▸ Aim of the task: The listing below is to be given again in full and word for word, without its images.

▸ The data:
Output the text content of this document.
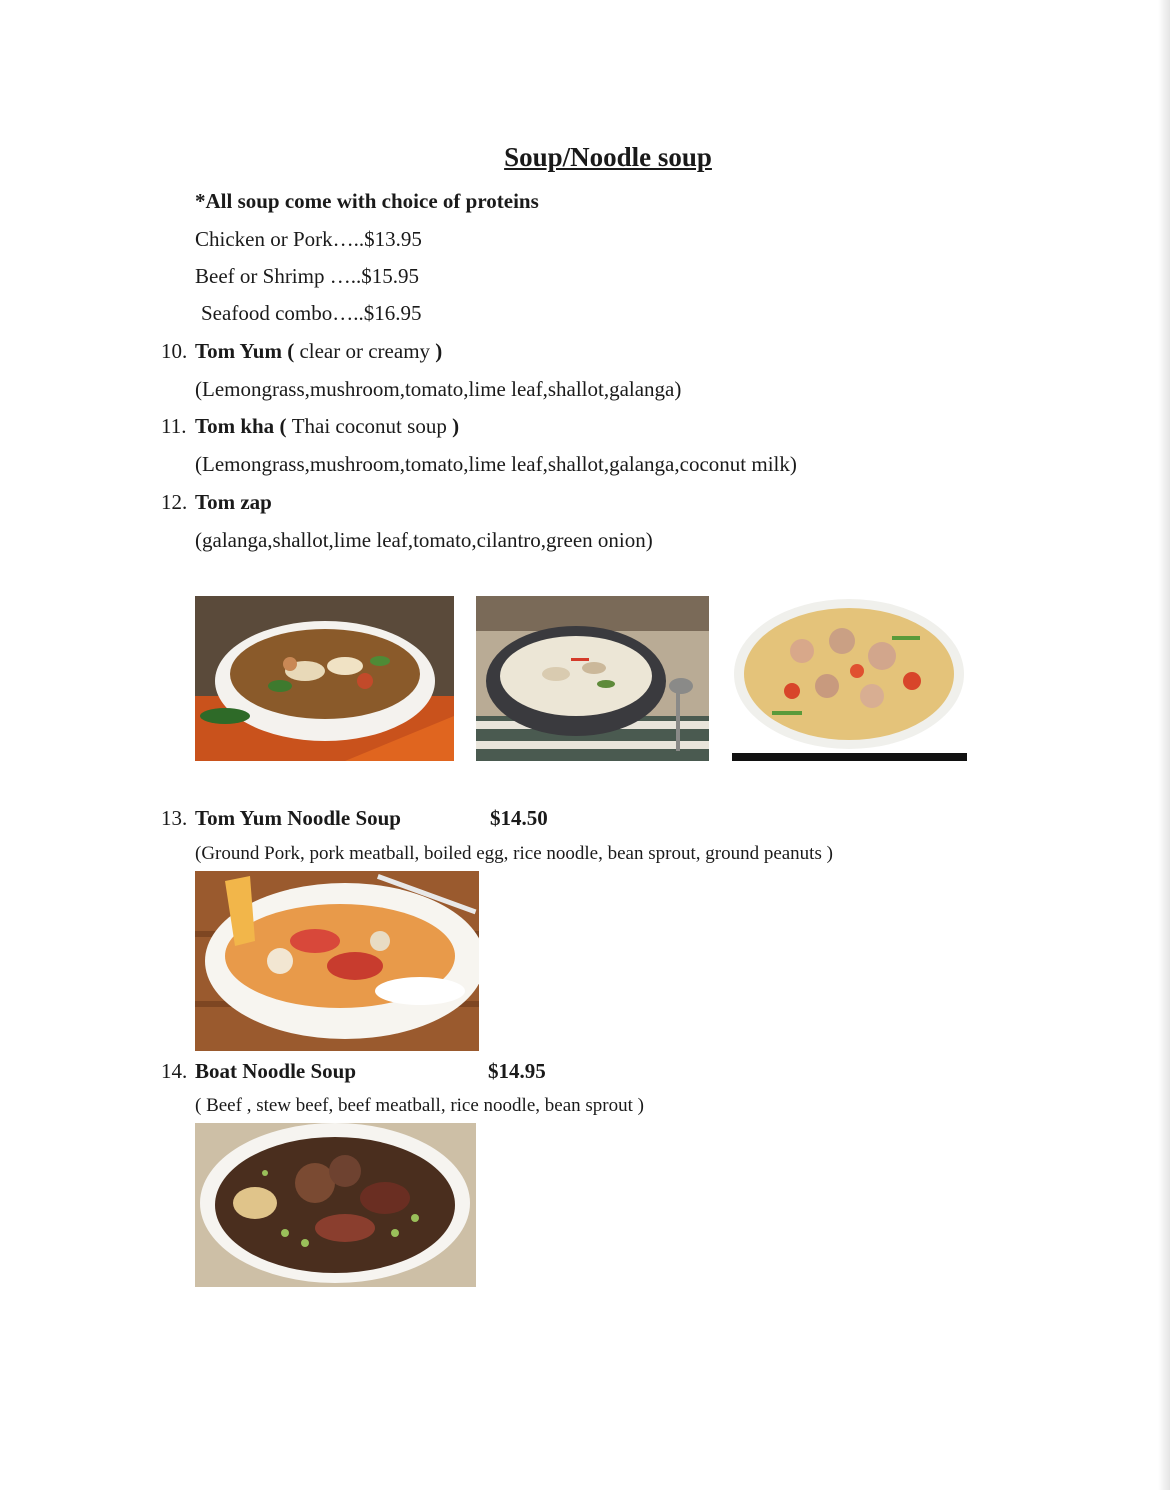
Soup/Noodle soup
*All soup come with choice of proteins
Chicken or Pork…..$13.95
Beef or Shrimp …..$15.95
Seafood combo…..$16.95
10. Tom Yum ( clear or creamy )
(Lemongrass,mushroom,tomato,lime leaf,shallot,galanga)
11. Tom kha ( Thai coconut soup )
(Lemongrass,mushroom,tomato,lime leaf,shallot,galanga,coconut milk)
12. Tom zap
(galanga,shallot,lime leaf,tomato,cilantro,green onion)
13. Tom Yum Noodle Soup	$14.50
(Ground Pork, pork meatball, boiled egg, rice noodle, bean sprout, ground peanuts )
14. Boat Noodle Soup	$14.95
( Beef , stew beef, beef meatball, rice noodle, bean sprout )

▸ Finished task:
Output the text content of this document.
Soup/Noodle soup
*All soup come with choice of proteins
Chicken or Pork…..$13.95
Beef or Shrimp …..$15.95
Seafood combo…..$16.95
10. Tom Yum ( clear or creamy )
(Lemongrass,mushroom,tomato,lime leaf,shallot,galanga)
11. Tom kha ( Thai coconut soup )
(Lemongrass,mushroom,tomato,lime leaf,shallot,galanga,coconut milk)
12. Tom zap
(galanga,shallot,lime leaf,tomato,cilantro,green onion)
13. Tom Yum Noodle Soup	$14.50
(Ground Pork, pork meatball, boiled egg, rice noodle, bean sprout, ground peanuts )
14. Boat Noodle Soup	$14.95
( Beef , stew beef, beef meatball, rice noodle, bean sprout )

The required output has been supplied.